====== Excerpted records

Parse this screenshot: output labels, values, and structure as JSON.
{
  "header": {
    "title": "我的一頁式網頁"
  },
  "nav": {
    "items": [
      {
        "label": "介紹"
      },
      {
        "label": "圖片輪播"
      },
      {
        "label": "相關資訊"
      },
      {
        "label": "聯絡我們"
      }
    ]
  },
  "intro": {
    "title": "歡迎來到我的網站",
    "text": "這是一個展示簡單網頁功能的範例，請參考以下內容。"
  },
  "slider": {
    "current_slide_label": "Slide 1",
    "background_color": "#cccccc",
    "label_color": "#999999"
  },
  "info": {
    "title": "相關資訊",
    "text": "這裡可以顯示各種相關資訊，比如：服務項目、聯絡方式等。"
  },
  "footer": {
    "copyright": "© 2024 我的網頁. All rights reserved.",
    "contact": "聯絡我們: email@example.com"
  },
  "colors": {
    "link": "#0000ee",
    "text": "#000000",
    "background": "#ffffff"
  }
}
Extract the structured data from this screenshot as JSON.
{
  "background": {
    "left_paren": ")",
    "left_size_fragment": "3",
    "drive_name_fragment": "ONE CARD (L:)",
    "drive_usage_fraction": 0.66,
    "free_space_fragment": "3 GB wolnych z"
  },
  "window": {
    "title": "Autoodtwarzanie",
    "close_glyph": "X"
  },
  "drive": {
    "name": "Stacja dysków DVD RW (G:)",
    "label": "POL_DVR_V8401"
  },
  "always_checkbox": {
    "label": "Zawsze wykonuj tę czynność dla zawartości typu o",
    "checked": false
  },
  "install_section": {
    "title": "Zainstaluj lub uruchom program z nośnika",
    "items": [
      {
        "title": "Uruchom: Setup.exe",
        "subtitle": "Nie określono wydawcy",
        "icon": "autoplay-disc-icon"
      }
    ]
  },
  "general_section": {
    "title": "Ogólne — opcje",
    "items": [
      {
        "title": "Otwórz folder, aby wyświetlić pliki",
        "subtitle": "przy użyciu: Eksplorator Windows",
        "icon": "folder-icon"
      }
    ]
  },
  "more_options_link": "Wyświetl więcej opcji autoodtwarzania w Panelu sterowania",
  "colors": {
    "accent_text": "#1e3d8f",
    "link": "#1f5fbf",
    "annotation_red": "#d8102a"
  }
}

============

- Aim of the exercise: Using the listing above, please repeat every entry exactly.

- Exercise response:
Parse this screenshot: output labels, values, and structure as JSON.
{
  "header": {
    "title": "我的一頁式網頁"
  },
  "nav": {
    "items": [
      {
        "label": "介紹"
      },
      {
        "label": "圖片輪播"
      },
      {
        "label": "相關資訊"
      },
      {
        "label": "聯絡我們"
      }
    ]
  },
  "intro": {
    "title": "歡迎來到我的網站",
    "text": "這是一個展示簡單網頁功能的範例，請參考以下內容。"
  },
  "slider": {
    "current_slide_label": "Slide 1",
    "background_color": "#cccccc",
    "label_color": "#999999"
  },
  "info": {
    "title": "相關資訊",
    "text": "這裡可以顯示各種相關資訊，比如：服務項目、聯絡方式等。"
  },
  "footer": {
    "copyright": "© 2024 我的網頁. All rights reserved.",
    "contact": "聯絡我們: email@example.com"
  },
  "colors": {
    "link": "#0000ee",
    "text": "#000000",
    "background": "#ffffff"
  }
}
Extract the structured data from this screenshot as JSON.
{
  "background": {
    "left_paren": ")",
    "left_size_fragment": "3",
    "drive_name_fragment": "ONE CARD (L:)",
    "drive_usage_fraction": 0.66,
    "free_space_fragment": "3 GB wolnych z"
  },
  "window": {
    "title": "Autoodtwarzanie",
    "close_glyph": "X"
  },
  "drive": {
    "name": "Stacja dysków DVD RW (G:)",
    "label": "POL_DVR_V8401"
  },
  "always_checkbox": {
    "label": "Zawsze wykonuj tę czynność dla zawartości typu o",
    "checked": false
  },
  "install_section": {
    "title": "Zainstaluj lub uruchom program z nośnika",
    "items": [
      {
        "title": "Uruchom: Setup.exe",
        "subtitle": "Nie określono wydawcy",
        "icon": "autoplay-disc-icon"
      }
    ]
  },
  "general_section": {
    "title": "Ogólne — opcje",
    "items": [
      {
        "title": "Otwórz folder, aby wyświetlić pliki",
        "subtitle": "przy użyciu: Eksplorator Windows",
        "icon": "folder-icon"
      }
    ]
  },
  "more_options_link": "Wyświetl więcej opcji autoodtwarzania w Panelu sterowania",
  "colors": {
    "accent_text": "#1e3d8f",
    "link": "#1f5fbf",
    "annotation_red": "#d8102a"
  }
}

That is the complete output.